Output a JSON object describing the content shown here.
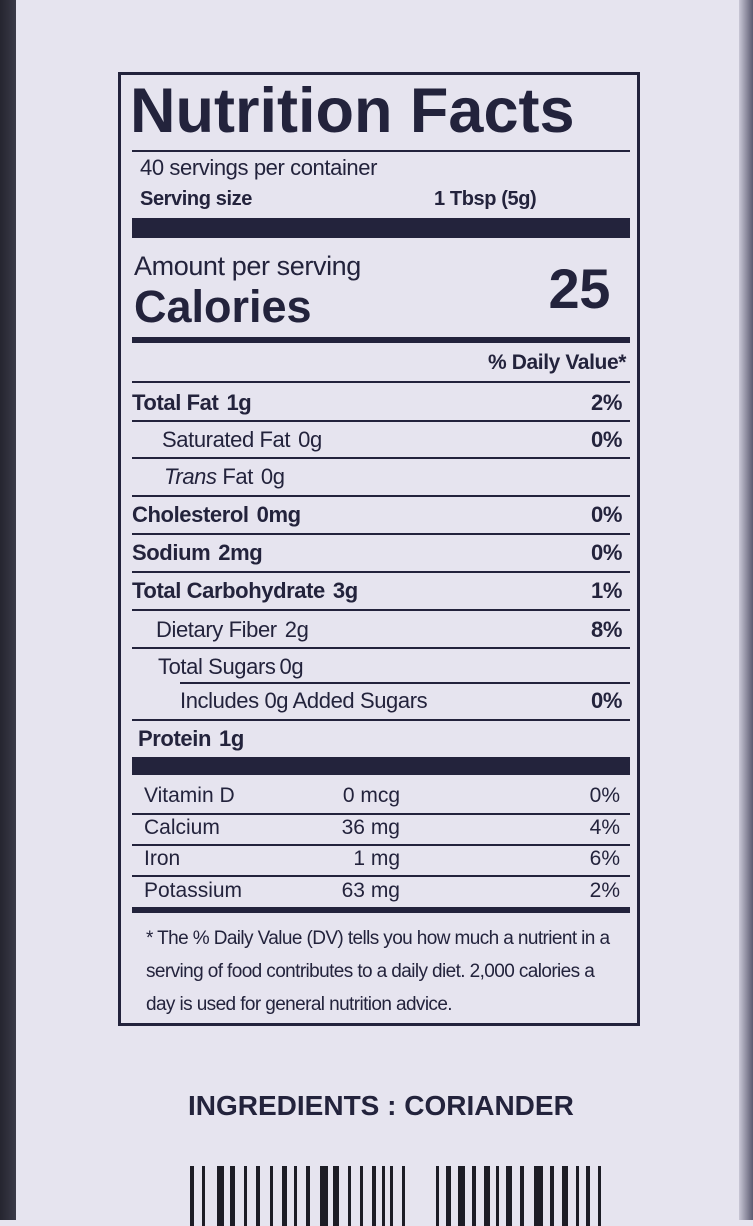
{
  "header": {
    "title": "Nutrition Facts",
    "servings": "40 servings per container",
    "serving_size_label": "Serving size",
    "serving_size": "1 Tbsp (5g)"
  },
  "calories": {
    "amount_label": "Amount per serving",
    "label": "Calories",
    "value": "25"
  },
  "daily_value_header": "% Daily Value*",
  "nutrients": [
    {
      "name": "Total Fat",
      "amount": "1g",
      "dv": "2%"
    },
    {
      "name": "Saturated Fat",
      "amount": "0g",
      "dv": "0%"
    },
    {
      "name_italic": "Trans",
      "name": "Fat",
      "amount": "0g"
    },
    {
      "name": "Cholesterol",
      "amount": "0mg",
      "dv": "0%"
    },
    {
      "name": "Sodium",
      "amount": "2mg",
      "dv": "0%"
    },
    {
      "name": "Total Carbohydrate",
      "amount": "3g",
      "dv": "1%"
    },
    {
      "name": "Dietary Fiber",
      "amount": "2g",
      "dv": "8%"
    },
    {
      "name": "Total Sugars",
      "amount": "0g"
    },
    {
      "name": "Includes 0g Added Sugars",
      "dv": "0%"
    },
    {
      "name": "Protein",
      "amount": "1g"
    }
  ],
  "vitamins": [
    {
      "name": "Vitamin D",
      "amount": "0 mcg",
      "dv": "0%"
    },
    {
      "name": "Calcium",
      "amount": "36 mg",
      "dv": "4%"
    },
    {
      "name": "Iron",
      "amount": "1 mg",
      "dv": "6%"
    },
    {
      "name": "Potassium",
      "amount": "63 mg",
      "dv": "2%"
    }
  ],
  "footnote": "* The % Daily Value (DV) tells you how much a nutrient in a serving of food contributes to a daily diet. 2,000 calories a day is used for general nutrition advice.",
  "ingredients": "INGREDIENTS : CORIANDER"
}
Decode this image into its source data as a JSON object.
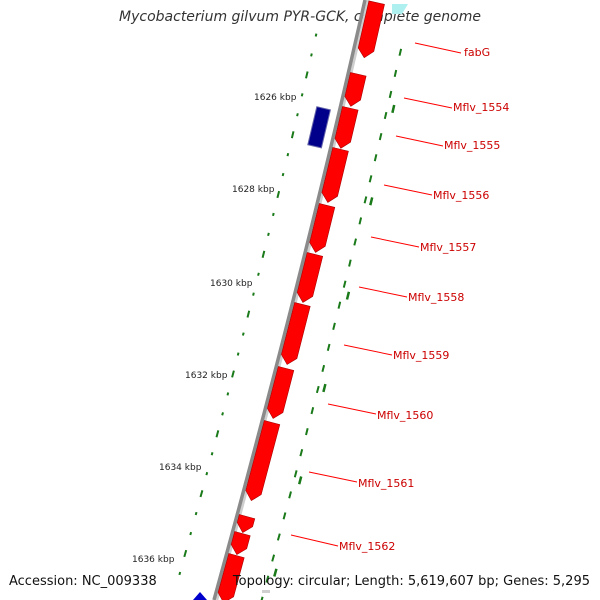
{
  "title": "Mycobacterium gilvum PYR-GCK, complete genome",
  "accession_text": "Accession: NC_009338",
  "topology_text": "Topology: circular; Length: 5,619,607 bp; Genes: 5,295",
  "colors": {
    "backbone": "#8a8a8a",
    "forward_gene": "#ff0000",
    "reverse_gene": "#0000cc",
    "highlight_gene": "#00008b",
    "rna_gene": "#aef0f0",
    "gc_tick": "#1a7a1a",
    "label_line": "#ff0000",
    "label_text": "#cc0000"
  },
  "ticks": [
    "1626 kbp",
    "1628 kbp",
    "1630 kbp",
    "1632 kbp",
    "1634 kbp",
    "1636 kbp"
  ],
  "gene_labels": [
    "fabG",
    "Mflv_1554",
    "Mflv_1555",
    "Mflv_1556",
    "Mflv_1557",
    "Mflv_1558",
    "Mflv_1559",
    "Mflv_1560",
    "Mflv_1561",
    "Mflv_1562"
  ]
}
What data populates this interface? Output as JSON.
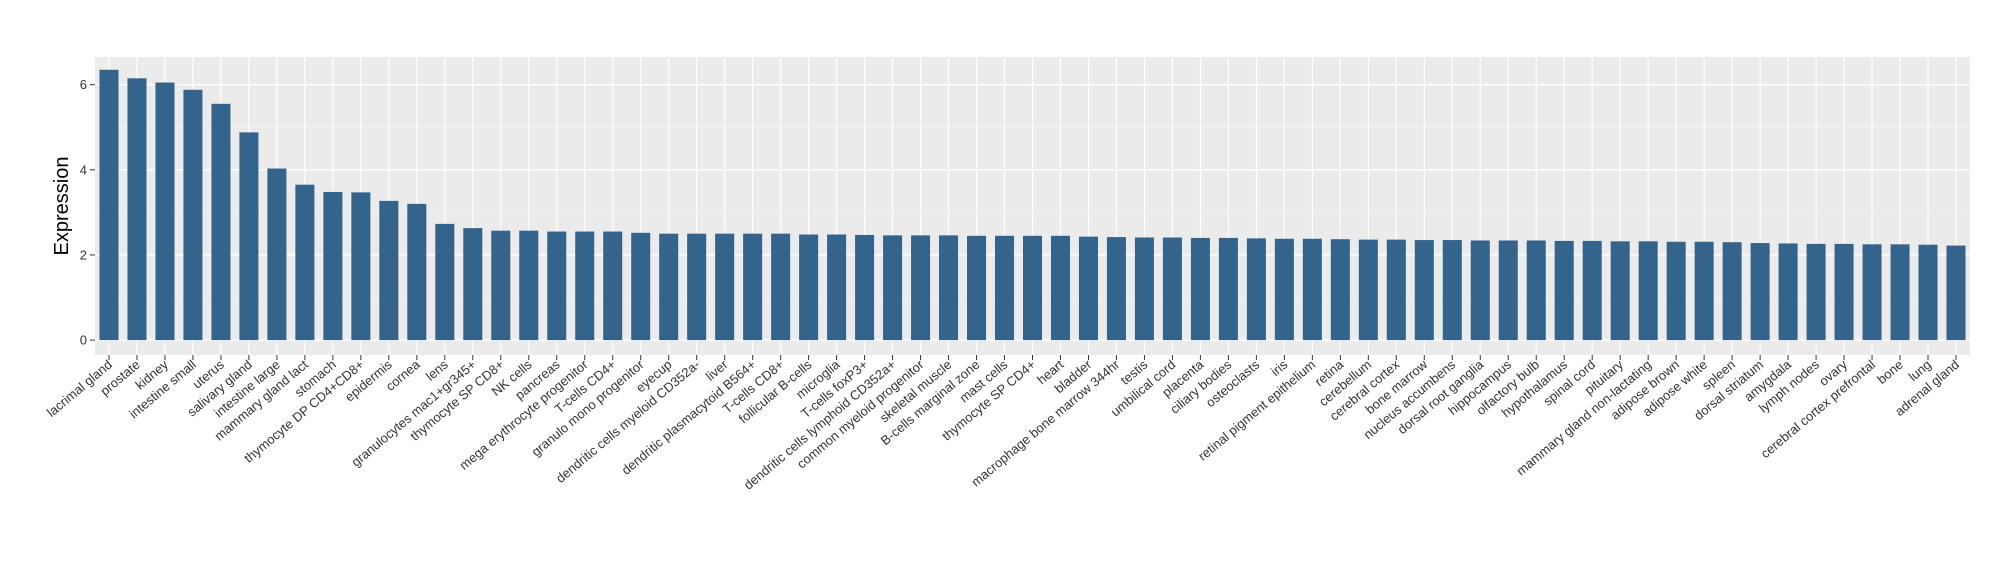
{
  "chart_data": {
    "type": "bar",
    "xlabel": "",
    "ylabel": "Expression",
    "ylim": [
      -0.35,
      6.65
    ],
    "yticks": [
      0,
      2,
      4,
      6
    ],
    "grid": true,
    "legend": "none",
    "colors": {
      "bar": "#34648c",
      "panel": "#ebebeb",
      "grid_major": "#ffffff",
      "grid_minor": "#f5f5f5",
      "tick_text": "#333333"
    },
    "categories": [
      "lacrimal gland",
      "prostate",
      "kidney",
      "intestine small",
      "uterus",
      "salivary gland",
      "intestine large",
      "mammary gland lact",
      "stomach",
      "thymocyte DP CD4+CD8+",
      "epidermis",
      "cornea",
      "lens",
      "granulocytes mac1+gr345+",
      "thymocyte SP CD8+",
      "NK cells",
      "pancreas",
      "mega erythrocyte progenitor",
      "T-cells CD4+",
      "granulo mono progenitor",
      "eyecup",
      "dendritic cells myeloid CD352a-",
      "liver",
      "dendritic plasmacytoid B564+",
      "T-cells CD8+",
      "follicular B-cells",
      "microglia",
      "T-cells foxP3+",
      "dendritic cells lymphoid CD352a+",
      "common myeloid progenitor",
      "skeletal muscle",
      "B-cells marginal zone",
      "mast cells",
      "thymocyte SP CD4+",
      "heart",
      "bladder",
      "macrophage bone marrow 344hr",
      "testis",
      "umbilical cord",
      "placenta",
      "ciliary bodies",
      "osteoclasts",
      "iris",
      "retinal pigment epithelium",
      "retina",
      "cerebellum",
      "cerebral cortex",
      "bone marrow",
      "nucleus accumbens",
      "dorsal root ganglia",
      "hippocampus",
      "olfactory bulb",
      "hypothalamus",
      "spinal cord",
      "pituitary",
      "mammary gland non-lactating",
      "adipose brown",
      "adipose white",
      "spleen",
      "dorsal striatum",
      "amygdala",
      "lymph nodes",
      "ovary",
      "cerebral cortex prefrontal",
      "bone",
      "lung",
      "adrenal gland"
    ],
    "values": [
      6.35,
      6.15,
      6.05,
      5.88,
      5.55,
      4.88,
      4.03,
      3.65,
      3.48,
      3.47,
      3.27,
      3.2,
      2.73,
      2.63,
      2.57,
      2.57,
      2.55,
      2.55,
      2.55,
      2.52,
      2.5,
      2.5,
      2.5,
      2.5,
      2.5,
      2.48,
      2.48,
      2.47,
      2.46,
      2.46,
      2.46,
      2.45,
      2.45,
      2.45,
      2.45,
      2.43,
      2.42,
      2.41,
      2.41,
      2.4,
      2.4,
      2.39,
      2.38,
      2.38,
      2.37,
      2.36,
      2.36,
      2.35,
      2.35,
      2.34,
      2.34,
      2.34,
      2.33,
      2.33,
      2.32,
      2.32,
      2.31,
      2.31,
      2.3,
      2.28,
      2.27,
      2.26,
      2.26,
      2.25,
      2.25,
      2.24,
      2.22
    ]
  }
}
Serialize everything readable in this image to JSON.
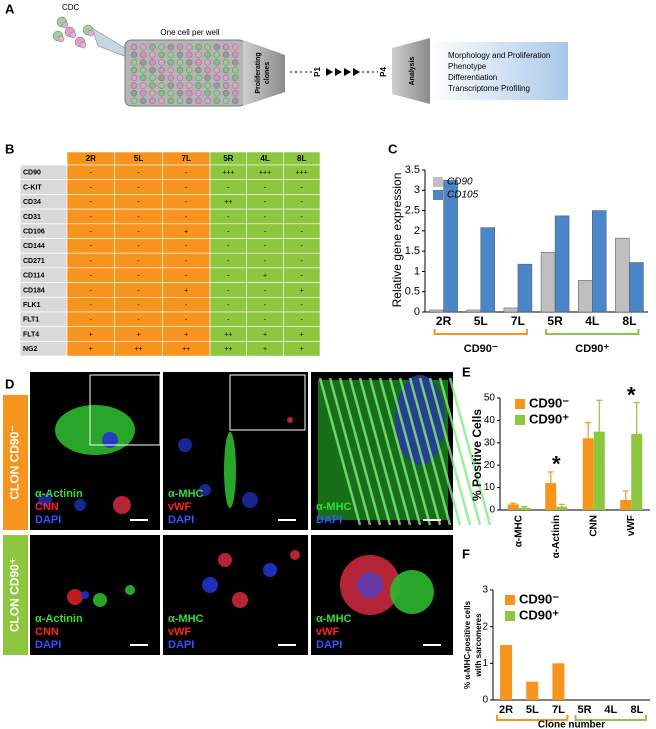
{
  "panel_labels": [
    "A",
    "B",
    "C",
    "D",
    "E",
    "F"
  ],
  "schematic": {
    "source": "CDC",
    "plate_label": "One cell per well",
    "step1": [
      "Proliferating",
      "clones"
    ],
    "passages": [
      "P1",
      "P4"
    ],
    "step2": "Analysis",
    "analyses": [
      "Morphology and Proliferation",
      "Phenotype",
      "Differentiation",
      "Transcriptome Profiling"
    ]
  },
  "table": {
    "columns": [
      "2R",
      "5L",
      "7L",
      "5R",
      "4L",
      "8L"
    ],
    "rows": [
      {
        "marker": "CD90",
        "cells": [
          "-",
          "-",
          "-",
          "+++",
          "+++",
          "+++"
        ]
      },
      {
        "marker": "C-KIT",
        "cells": [
          "-",
          "-",
          "-",
          "-",
          "-",
          "-"
        ]
      },
      {
        "marker": "CD34",
        "cells": [
          "-",
          "-",
          "-",
          "++",
          "-",
          "-"
        ]
      },
      {
        "marker": "CD31",
        "cells": [
          "-",
          "-",
          "-",
          "-",
          "-",
          "-"
        ]
      },
      {
        "marker": "CD106",
        "cells": [
          "-",
          "-",
          "+",
          "-",
          "-",
          "-"
        ]
      },
      {
        "marker": "CD144",
        "cells": [
          "-",
          "-",
          "-",
          "-",
          "-",
          "-"
        ]
      },
      {
        "marker": "CD271",
        "cells": [
          "-",
          "-",
          "-",
          "-",
          "-",
          "-"
        ]
      },
      {
        "marker": "CD114",
        "cells": [
          "-",
          "-",
          "-",
          "-",
          "+",
          "-"
        ]
      },
      {
        "marker": "CD184",
        "cells": [
          "-",
          "-",
          "+",
          "-",
          "-",
          "+"
        ]
      },
      {
        "marker": "FLK1",
        "cells": [
          "-",
          "-",
          "-",
          "-",
          "-",
          "-"
        ]
      },
      {
        "marker": "FLT1",
        "cells": [
          "-",
          "-",
          "-",
          "-",
          "-",
          "-"
        ]
      },
      {
        "marker": "FLT4",
        "cells": [
          "+",
          "+",
          "+",
          "++",
          "+",
          "+"
        ]
      },
      {
        "marker": "NG2",
        "cells": [
          "+",
          "++",
          "++",
          "++",
          "+",
          "+"
        ]
      }
    ]
  },
  "microscopy": {
    "groups": [
      {
        "label": "CLON CD90⁻",
        "color": "#f7941d"
      },
      {
        "label": "CLON CD90⁺",
        "color": "#8dc63f"
      }
    ],
    "images": [
      {
        "stains": [
          {
            "text": "α-Actinin",
            "color": "#33dd33"
          },
          {
            "text": "CNN",
            "color": "#ff2222"
          },
          {
            "text": "DAPI",
            "color": "#3355ff"
          }
        ]
      },
      {
        "stains": [
          {
            "text": "α-MHC",
            "color": "#33dd33"
          },
          {
            "text": "vWF",
            "color": "#ff2222"
          },
          {
            "text": "DAPI",
            "color": "#3355ff"
          }
        ]
      },
      {
        "stains": [
          {
            "text": "α-MHC",
            "color": "#33dd33"
          },
          {
            "text": "DAPI",
            "color": "#3355ff"
          }
        ]
      },
      {
        "stains": [
          {
            "text": "α-Actinin",
            "color": "#33dd33"
          },
          {
            "text": "CNN",
            "color": "#ff2222"
          },
          {
            "text": "DAPI",
            "color": "#3355ff"
          }
        ]
      },
      {
        "stains": [
          {
            "text": "α-MHC",
            "color": "#33dd33"
          },
          {
            "text": "vWF",
            "color": "#ff2222"
          },
          {
            "text": "DAPI",
            "color": "#3355ff"
          }
        ]
      },
      {
        "stains": [
          {
            "text": "α-MHC",
            "color": "#33dd33"
          },
          {
            "text": "vWF",
            "color": "#ff2222"
          },
          {
            "text": "DAPI",
            "color": "#3355ff"
          }
        ]
      }
    ]
  },
  "chart_data": [
    {
      "type": "bar",
      "ylabel": [
        "Relative gene expression"
      ],
      "categories": [
        "2R",
        "5L",
        "7L",
        "5R",
        "4L",
        "8L"
      ],
      "series": [
        {
          "name": "CD90",
          "color": "#bfbfbf",
          "values": [
            0.05,
            0.05,
            0.1,
            1.47,
            0.78,
            1.82
          ]
        },
        {
          "name": "CD105",
          "color": "#4a86c8",
          "values": [
            3.25,
            2.08,
            1.18,
            2.37,
            2.5,
            1.22
          ]
        }
      ],
      "ylim": [
        0,
        3.5
      ],
      "yticks": [
        0,
        0.5,
        1,
        1.5,
        2,
        2.5,
        3,
        3.5
      ],
      "groups": [
        {
          "label": "CD90⁻",
          "color": "#f7941d"
        },
        {
          "label": "CD90⁺",
          "color": "#8dc63f"
        }
      ]
    },
    {
      "type": "bar",
      "ylabel": [
        "%  Positive Cells"
      ],
      "categories": [
        "α-MHC",
        "α-Actinin",
        "CNN",
        "vWF"
      ],
      "series": [
        {
          "name": "CD90⁻",
          "color": "#f7941d",
          "values": [
            2.5,
            12,
            32,
            4.5
          ],
          "errors": [
            0.5,
            5,
            7,
            4
          ]
        },
        {
          "name": "CD90⁺",
          "color": "#8dc63f",
          "values": [
            1,
            1.5,
            35,
            34
          ],
          "errors": [
            0.5,
            1,
            14,
            14
          ]
        }
      ],
      "annotations": [
        null,
        "*",
        null,
        "*"
      ],
      "ylim": [
        0,
        50
      ],
      "yticks": [
        0,
        10,
        20,
        30,
        40,
        50
      ]
    },
    {
      "type": "bar",
      "ylabel": [
        "% α-MHC-positive cells",
        "with sarcomeres"
      ],
      "xlabel": "Clone number",
      "categories": [
        "2R",
        "5L",
        "7L",
        "5R",
        "4L",
        "8L"
      ],
      "series": [
        {
          "name": "CD90⁻",
          "color": "#f7941d",
          "values": [
            1.5,
            0.5,
            1.0,
            null,
            null,
            null
          ]
        },
        {
          "name": "CD90⁺",
          "color": "#8dc63f",
          "values": [
            null,
            null,
            null,
            0,
            0,
            0
          ]
        }
      ],
      "ylim": [
        0,
        3
      ],
      "yticks": [
        0,
        1,
        2,
        3
      ],
      "groups": [
        {
          "color": "#f7941d"
        },
        {
          "color": "#8dc63f"
        }
      ]
    }
  ]
}
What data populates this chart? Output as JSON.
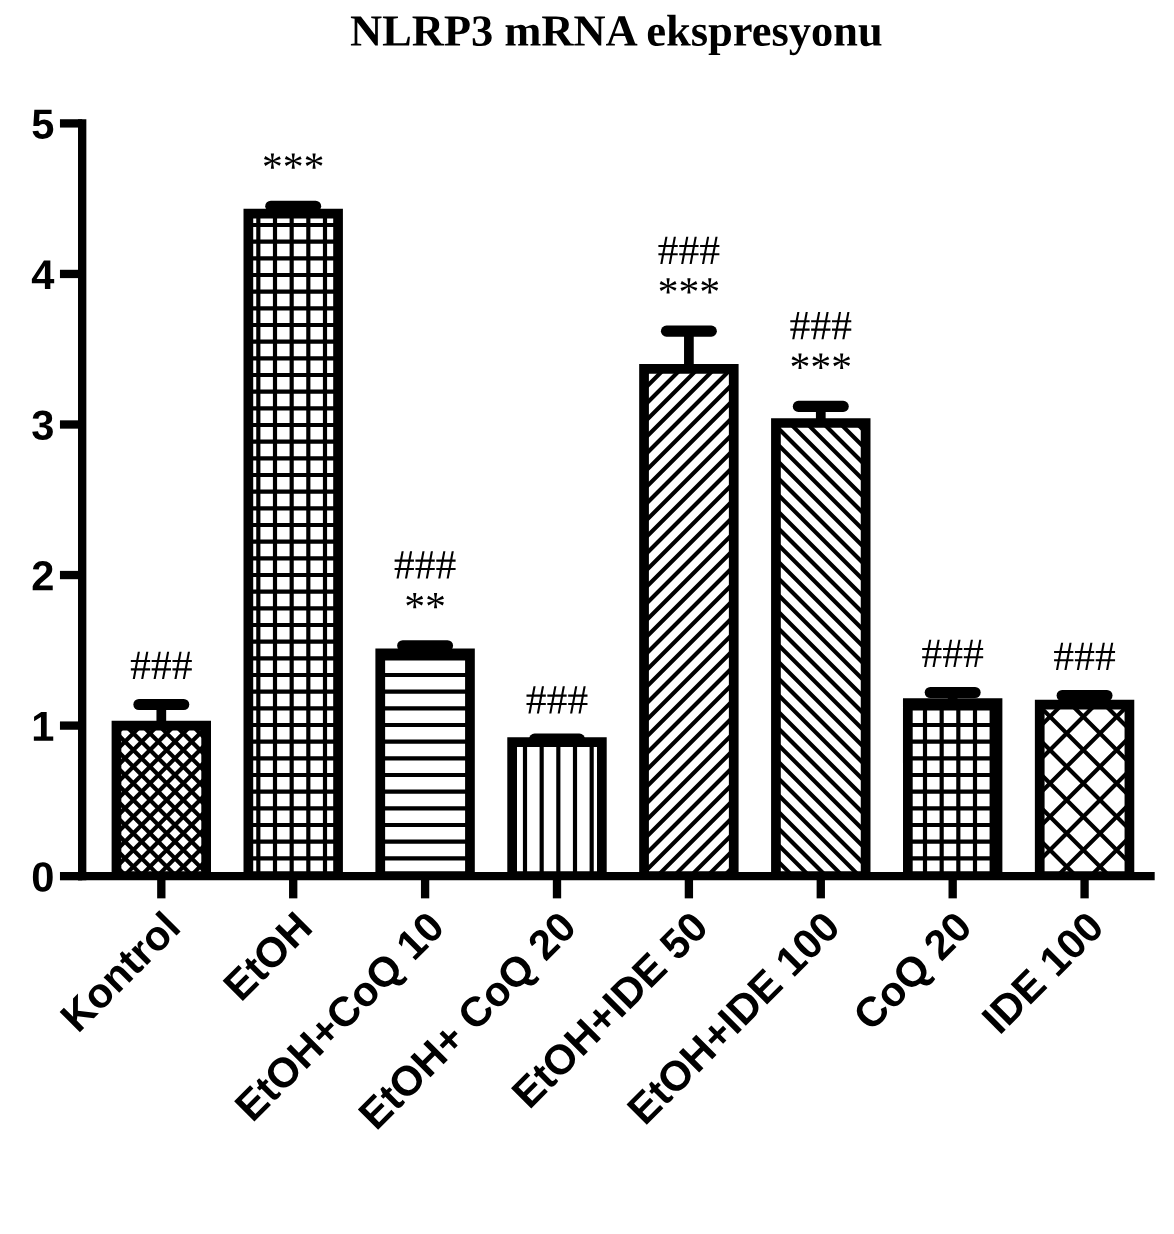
───
**What the task asks:**
Each line of the entries where the string "gland" occurs should be shown.

**Solution for this problem:**
      "lacrimal gland",
      "salivary gland",
      "mammary gland lact",
      "mammary gland non-lactating",
      "adrenal gland"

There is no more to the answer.